TASK TO COMPLETE
Print the listing that follows, character for character.

** START OF DATA PROVIDED **

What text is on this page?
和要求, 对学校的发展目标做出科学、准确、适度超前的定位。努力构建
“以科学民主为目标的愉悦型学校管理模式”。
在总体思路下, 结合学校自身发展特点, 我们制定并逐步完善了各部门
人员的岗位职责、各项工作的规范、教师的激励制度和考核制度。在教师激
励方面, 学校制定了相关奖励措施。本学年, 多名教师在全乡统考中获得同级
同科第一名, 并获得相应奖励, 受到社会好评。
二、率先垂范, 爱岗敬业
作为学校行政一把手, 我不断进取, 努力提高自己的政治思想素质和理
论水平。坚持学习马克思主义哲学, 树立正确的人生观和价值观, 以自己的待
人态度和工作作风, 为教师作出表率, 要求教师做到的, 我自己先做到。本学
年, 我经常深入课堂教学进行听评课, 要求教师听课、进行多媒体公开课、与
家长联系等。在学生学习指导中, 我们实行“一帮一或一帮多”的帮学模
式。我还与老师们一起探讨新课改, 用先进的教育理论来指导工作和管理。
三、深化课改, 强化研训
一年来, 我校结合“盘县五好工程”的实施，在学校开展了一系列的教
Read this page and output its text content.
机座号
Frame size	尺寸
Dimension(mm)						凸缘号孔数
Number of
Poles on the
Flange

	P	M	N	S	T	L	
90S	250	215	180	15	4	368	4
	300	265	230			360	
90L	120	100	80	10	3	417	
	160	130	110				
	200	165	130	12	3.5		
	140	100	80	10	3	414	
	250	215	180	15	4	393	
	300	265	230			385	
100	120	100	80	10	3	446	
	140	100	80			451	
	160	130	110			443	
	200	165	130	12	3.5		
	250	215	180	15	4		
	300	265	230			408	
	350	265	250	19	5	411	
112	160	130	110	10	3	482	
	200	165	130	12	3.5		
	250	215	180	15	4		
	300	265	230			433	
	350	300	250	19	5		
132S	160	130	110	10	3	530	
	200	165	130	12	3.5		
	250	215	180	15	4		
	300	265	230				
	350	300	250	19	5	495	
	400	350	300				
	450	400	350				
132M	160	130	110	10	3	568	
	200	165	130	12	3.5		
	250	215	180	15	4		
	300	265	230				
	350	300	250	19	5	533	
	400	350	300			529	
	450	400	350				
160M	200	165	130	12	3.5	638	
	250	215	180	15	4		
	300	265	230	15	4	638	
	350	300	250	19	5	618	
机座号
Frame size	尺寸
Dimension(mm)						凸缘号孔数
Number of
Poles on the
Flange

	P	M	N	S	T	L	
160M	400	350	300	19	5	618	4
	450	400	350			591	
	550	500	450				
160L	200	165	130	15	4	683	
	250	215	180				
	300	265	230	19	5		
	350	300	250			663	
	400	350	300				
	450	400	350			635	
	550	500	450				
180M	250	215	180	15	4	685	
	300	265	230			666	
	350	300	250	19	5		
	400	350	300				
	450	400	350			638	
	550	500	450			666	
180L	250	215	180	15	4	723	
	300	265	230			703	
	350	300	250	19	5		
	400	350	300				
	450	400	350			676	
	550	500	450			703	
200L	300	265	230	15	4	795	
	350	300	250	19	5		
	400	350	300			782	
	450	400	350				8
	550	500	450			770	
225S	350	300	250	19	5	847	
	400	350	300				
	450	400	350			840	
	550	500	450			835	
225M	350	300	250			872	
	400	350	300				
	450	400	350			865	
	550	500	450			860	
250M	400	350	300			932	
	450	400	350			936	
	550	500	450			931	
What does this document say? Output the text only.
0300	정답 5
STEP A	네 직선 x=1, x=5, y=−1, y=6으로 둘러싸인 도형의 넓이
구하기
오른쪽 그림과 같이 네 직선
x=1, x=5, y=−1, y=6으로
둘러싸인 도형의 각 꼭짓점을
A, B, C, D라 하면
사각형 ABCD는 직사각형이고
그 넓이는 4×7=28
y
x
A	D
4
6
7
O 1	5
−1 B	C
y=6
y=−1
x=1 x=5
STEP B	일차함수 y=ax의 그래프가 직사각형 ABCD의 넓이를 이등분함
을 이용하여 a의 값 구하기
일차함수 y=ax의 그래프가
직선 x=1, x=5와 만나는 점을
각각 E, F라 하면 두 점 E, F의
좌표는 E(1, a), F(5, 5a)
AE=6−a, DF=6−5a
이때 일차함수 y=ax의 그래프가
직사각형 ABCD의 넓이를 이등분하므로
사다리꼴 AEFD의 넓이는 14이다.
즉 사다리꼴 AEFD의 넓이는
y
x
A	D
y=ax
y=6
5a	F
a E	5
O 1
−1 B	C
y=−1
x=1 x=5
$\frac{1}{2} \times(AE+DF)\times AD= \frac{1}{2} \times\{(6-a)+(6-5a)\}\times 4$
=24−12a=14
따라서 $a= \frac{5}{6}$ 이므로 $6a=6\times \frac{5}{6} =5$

** END OF DATA PROVIDED **

RESULT OF THE TASK
What text is on this page?
和要求, 对学校的发展目标做出科学、准确、适度超前的定位。努力构建
“以科学民主为目标的愉悦型学校管理模式”。
在总体思路下, 结合学校自身发展特点, 我们制定并逐步完善了各部门
人员的岗位职责、各项工作的规范、教师的激励制度和考核制度。在教师激
励方面, 学校制定了相关奖励措施。本学年, 多名教师在全乡统考中获得同级
同科第一名, 并获得相应奖励, 受到社会好评。
二、率先垂范, 爱岗敬业
作为学校行政一把手, 我不断进取, 努力提高自己的政治思想素质和理
论水平。坚持学习马克思主义哲学, 树立正确的人生观和价值观, 以自己的待
人态度和工作作风, 为教师作出表率, 要求教师做到的, 我自己先做到。本学
年, 我经常深入课堂教学进行听评课, 要求教师听课、进行多媒体公开课、与
家长联系等。在学生学习指导中, 我们实行“一帮一或一帮多”的帮学模
式。我还与老师们一起探讨新课改, 用先进的教育理论来指导工作和管理。
三、深化课改, 强化研训
一年来, 我校结合“盘县五好工程”的实施，在学校开展了一系列的教
Read this page and output its text content.
机座号
Frame size	尺寸
Dimension(mm)						凸缘号孔数
Number of
Poles on the
Flange

	P	M	N	S	T	L	
90S	250	215	180	15	4	368	4
	300	265	230			360	
90L	120	100	80	10	3	417	
	160	130	110				
	200	165	130	12	3.5		
	140	100	80	10	3	414	
	250	215	180	15	4	393	
	300	265	230			385	
100	120	100	80	10	3	446	
	140	100	80			451	
	160	130	110			443	
	200	165	130	12	3.5		
	250	215	180	15	4		
	300	265	230			408	
	350	265	250	19	5	411	
112	160	130	110	10	3	482	
	200	165	130	12	3.5		
	250	215	180	15	4		
	300	265	230			433	
	350	300	250	19	5		
132S	160	130	110	10	3	530	
	200	165	130	12	3.5		
	250	215	180	15	4		
	300	265	230				
	350	300	250	19	5	495	
	400	350	300				
	450	400	350				
132M	160	130	110	10	3	568	
	200	165	130	12	3.5		
	250	215	180	15	4		
	300	265	230				
	350	300	250	19	5	533	
	400	350	300			529	
	450	400	350				
160M	200	165	130	12	3.5	638	
	250	215	180	15	4		
	300	265	230	15	4	638	
	350	300	250	19	5	618	
机座号
Frame size	尺寸
Dimension(mm)						凸缘号孔数
Number of
Poles on the
Flange

	P	M	N	S	T	L	
160M	400	350	300	19	5	618	4
	450	400	350			591	
	550	500	450				
160L	200	165	130	15	4	683	
	250	215	180				
	300	265	230	19	5		
	350	300	250			663	
	400	350	300				
	450	400	350			635	
	550	500	450				
180M	250	215	180	15	4	685	
	300	265	230			666	
	350	300	250	19	5		
	400	350	300				
	450	400	350			638	
	550	500	450			666	
180L	250	215	180	15	4	723	
	300	265	230			703	
	350	300	250	19	5		
	400	350	300				
	450	400	350			676	
	550	500	450			703	
200L	300	265	230	15	4	795	
	350	300	250	19	5		
	400	350	300			782	
	450	400	350				8
	550	500	450			770	
225S	350	300	250	19	5	847	
	400	350	300				
	450	400	350			840	
	550	500	450			835	
225M	350	300	250			872	
	400	350	300				
	450	400	350			865	
	550	500	450			860	
250M	400	350	300			932	
	450	400	350			936	
	550	500	450			931	
What does this document say? Output the text only.
0300	정답 5
STEP A	네 직선 x=1, x=5, y=−1, y=6으로 둘러싸인 도형의 넓이
구하기
오른쪽 그림과 같이 네 직선
x=1, x=5, y=−1, y=6으로
둘러싸인 도형의 각 꼭짓점을
A, B, C, D라 하면
사각형 ABCD는 직사각형이고
그 넓이는 4×7=28
y
x
A	D
4
6
7
O 1	5
−1 B	C
y=6
y=−1
x=1 x=5
STEP B	일차함수 y=ax의 그래프가 직사각형 ABCD의 넓이를 이등분함
을 이용하여 a의 값 구하기
일차함수 y=ax의 그래프가
직선 x=1, x=5와 만나는 점을
각각 E, F라 하면 두 점 E, F의
좌표는 E(1, a), F(5, 5a)
AE=6−a, DF=6−5a
이때 일차함수 y=ax의 그래프가
직사각형 ABCD의 넓이를 이등분하므로
사다리꼴 AEFD의 넓이는 14이다.
즉 사다리꼴 AEFD의 넓이는
y
x
A	D
y=ax
y=6
5a	F
a E	5
O 1
−1 B	C
y=−1
x=1 x=5
$\frac{1}{2} \times(AE+DF)\times AD= \frac{1}{2} \times\{(6-a)+(6-5a)\}\times 4$
=24−12a=14
따라서 $a= \frac{5}{6}$ 이므로 $6a=6\times \frac{5}{6} =5$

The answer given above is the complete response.